What lines in the entries hold the string "Merged"? List them.

RECORDS SUPPLIED Start Marker

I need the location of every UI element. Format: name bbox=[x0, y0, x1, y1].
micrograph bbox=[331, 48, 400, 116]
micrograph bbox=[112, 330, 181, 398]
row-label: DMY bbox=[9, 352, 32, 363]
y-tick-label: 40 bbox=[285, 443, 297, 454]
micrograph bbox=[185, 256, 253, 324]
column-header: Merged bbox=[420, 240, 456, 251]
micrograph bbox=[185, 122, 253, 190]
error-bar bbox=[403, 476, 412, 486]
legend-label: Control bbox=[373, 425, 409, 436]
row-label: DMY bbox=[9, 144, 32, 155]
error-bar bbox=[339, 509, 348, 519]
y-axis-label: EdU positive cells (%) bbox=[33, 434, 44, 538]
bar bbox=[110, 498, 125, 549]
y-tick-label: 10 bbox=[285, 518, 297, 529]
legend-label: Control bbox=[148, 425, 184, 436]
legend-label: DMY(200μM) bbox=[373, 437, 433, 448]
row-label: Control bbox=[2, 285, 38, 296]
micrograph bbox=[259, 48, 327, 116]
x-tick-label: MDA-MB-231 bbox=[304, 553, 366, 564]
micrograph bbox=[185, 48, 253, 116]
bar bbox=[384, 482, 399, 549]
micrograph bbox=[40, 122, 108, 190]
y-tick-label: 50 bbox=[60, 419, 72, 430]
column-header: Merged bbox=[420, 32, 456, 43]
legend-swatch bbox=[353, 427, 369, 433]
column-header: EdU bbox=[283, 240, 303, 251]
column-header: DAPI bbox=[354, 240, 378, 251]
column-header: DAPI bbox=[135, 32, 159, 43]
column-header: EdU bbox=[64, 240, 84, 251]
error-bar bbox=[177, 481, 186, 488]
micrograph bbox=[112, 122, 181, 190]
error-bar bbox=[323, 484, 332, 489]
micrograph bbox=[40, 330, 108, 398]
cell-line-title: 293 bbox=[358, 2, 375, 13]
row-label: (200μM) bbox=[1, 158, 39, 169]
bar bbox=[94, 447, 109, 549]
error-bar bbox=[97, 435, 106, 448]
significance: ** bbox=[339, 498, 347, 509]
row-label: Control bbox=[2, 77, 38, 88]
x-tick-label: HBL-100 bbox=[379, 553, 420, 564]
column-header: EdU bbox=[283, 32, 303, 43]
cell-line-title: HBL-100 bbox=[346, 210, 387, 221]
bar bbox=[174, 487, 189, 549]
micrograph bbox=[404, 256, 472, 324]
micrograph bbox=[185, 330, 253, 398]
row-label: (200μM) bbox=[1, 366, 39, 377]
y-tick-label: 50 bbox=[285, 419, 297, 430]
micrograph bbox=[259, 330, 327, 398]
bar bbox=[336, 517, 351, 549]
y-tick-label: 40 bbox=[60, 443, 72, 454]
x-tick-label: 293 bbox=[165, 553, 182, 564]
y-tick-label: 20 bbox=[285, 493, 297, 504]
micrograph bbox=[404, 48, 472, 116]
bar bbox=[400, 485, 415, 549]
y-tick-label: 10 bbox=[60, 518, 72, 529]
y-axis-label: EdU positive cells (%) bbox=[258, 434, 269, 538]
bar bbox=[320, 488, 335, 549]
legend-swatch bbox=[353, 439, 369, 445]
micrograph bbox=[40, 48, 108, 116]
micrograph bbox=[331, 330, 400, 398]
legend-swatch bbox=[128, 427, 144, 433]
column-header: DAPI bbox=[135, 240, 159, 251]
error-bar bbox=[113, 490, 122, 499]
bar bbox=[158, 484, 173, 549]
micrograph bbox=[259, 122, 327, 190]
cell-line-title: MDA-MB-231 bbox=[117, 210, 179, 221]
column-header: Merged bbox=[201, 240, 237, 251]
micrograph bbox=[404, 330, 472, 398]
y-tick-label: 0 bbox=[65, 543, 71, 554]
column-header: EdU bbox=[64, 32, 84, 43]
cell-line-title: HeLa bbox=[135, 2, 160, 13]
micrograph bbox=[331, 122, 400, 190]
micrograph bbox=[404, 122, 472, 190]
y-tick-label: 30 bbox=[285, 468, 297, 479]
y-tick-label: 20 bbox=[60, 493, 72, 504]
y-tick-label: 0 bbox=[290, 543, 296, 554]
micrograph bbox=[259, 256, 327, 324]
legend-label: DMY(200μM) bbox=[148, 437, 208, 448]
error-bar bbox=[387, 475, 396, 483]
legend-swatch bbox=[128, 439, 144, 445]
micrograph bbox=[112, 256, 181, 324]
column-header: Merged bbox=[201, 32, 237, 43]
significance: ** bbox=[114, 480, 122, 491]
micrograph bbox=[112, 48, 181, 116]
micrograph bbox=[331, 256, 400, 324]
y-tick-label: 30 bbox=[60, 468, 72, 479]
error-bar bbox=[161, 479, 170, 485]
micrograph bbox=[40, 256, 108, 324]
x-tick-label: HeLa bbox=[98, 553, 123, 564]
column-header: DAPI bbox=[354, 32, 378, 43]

RECORDS SUPPLIED End Marker

RESPONSE BELOW.
column-header: Merged bbox=[420, 240, 456, 251]
column-header: Merged bbox=[420, 32, 456, 43]
column-header: Merged bbox=[201, 240, 237, 251]
column-header: Merged bbox=[201, 32, 237, 43]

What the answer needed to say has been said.